### DIRECTIVE:
Exactly reproduce each line of the listing that follows.

-- begin --

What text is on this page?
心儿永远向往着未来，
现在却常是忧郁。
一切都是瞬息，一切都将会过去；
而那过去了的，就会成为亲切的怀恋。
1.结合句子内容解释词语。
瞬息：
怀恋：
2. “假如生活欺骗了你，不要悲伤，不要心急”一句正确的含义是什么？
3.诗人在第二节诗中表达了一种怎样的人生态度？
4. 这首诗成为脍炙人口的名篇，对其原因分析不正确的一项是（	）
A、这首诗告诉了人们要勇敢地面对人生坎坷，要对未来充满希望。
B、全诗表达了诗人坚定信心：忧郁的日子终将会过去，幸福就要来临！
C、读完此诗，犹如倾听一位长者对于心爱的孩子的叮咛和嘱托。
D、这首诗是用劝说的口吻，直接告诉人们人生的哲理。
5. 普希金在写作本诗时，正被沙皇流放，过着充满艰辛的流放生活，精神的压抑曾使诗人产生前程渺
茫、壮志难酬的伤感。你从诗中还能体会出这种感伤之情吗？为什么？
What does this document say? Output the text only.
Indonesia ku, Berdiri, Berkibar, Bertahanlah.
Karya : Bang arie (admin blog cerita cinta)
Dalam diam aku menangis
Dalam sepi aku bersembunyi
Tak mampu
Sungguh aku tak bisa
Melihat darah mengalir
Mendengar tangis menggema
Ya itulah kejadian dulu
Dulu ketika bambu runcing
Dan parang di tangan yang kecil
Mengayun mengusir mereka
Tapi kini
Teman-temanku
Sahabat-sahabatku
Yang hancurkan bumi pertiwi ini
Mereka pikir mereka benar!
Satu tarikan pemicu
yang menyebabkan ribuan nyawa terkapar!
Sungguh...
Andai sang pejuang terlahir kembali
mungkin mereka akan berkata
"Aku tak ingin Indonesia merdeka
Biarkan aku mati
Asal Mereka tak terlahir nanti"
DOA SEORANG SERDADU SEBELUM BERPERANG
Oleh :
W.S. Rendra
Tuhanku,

-- end --

### THE COMPLETED TASK:
What text is on this page?
心儿永远向往着未来，
现在却常是忧郁。
一切都是瞬息，一切都将会过去；
而那过去了的，就会成为亲切的怀恋。
1.结合句子内容解释词语。
瞬息：
怀恋：
2. “假如生活欺骗了你，不要悲伤，不要心急”一句正确的含义是什么？
3.诗人在第二节诗中表达了一种怎样的人生态度？
4. 这首诗成为脍炙人口的名篇，对其原因分析不正确的一项是（	）
A、这首诗告诉了人们要勇敢地面对人生坎坷，要对未来充满希望。
B、全诗表达了诗人坚定信心：忧郁的日子终将会过去，幸福就要来临！
C、读完此诗，犹如倾听一位长者对于心爱的孩子的叮咛和嘱托。
D、这首诗是用劝说的口吻，直接告诉人们人生的哲理。
5. 普希金在写作本诗时，正被沙皇流放，过着充满艰辛的流放生活，精神的压抑曾使诗人产生前程渺
茫、壮志难酬的伤感。你从诗中还能体会出这种感伤之情吗？为什么？
What does this document say? Output the text only.
Indonesia ku, Berdiri, Berkibar, Bertahanlah.
Karya : Bang arie (admin blog cerita cinta)
Dalam diam aku menangis
Dalam sepi aku bersembunyi
Tak mampu
Sungguh aku tak bisa
Melihat darah mengalir
Mendengar tangis menggema
Ya itulah kejadian dulu
Dulu ketika bambu runcing
Dan parang di tangan yang kecil
Mengayun mengusir mereka
Tapi kini
Teman-temanku
Sahabat-sahabatku
Yang hancurkan bumi pertiwi ini
Mereka pikir mereka benar!
Satu tarikan pemicu
yang menyebabkan ribuan nyawa terkapar!
Sungguh...
Andai sang pejuang terlahir kembali
mungkin mereka akan berkata
"Aku tak ingin Indonesia merdeka
Biarkan aku mati
Asal Mereka tak terlahir nanti"
DOA SEORANG SERDADU SEBELUM BERPERANG
Oleh :
W.S. Rendra
Tuhanku,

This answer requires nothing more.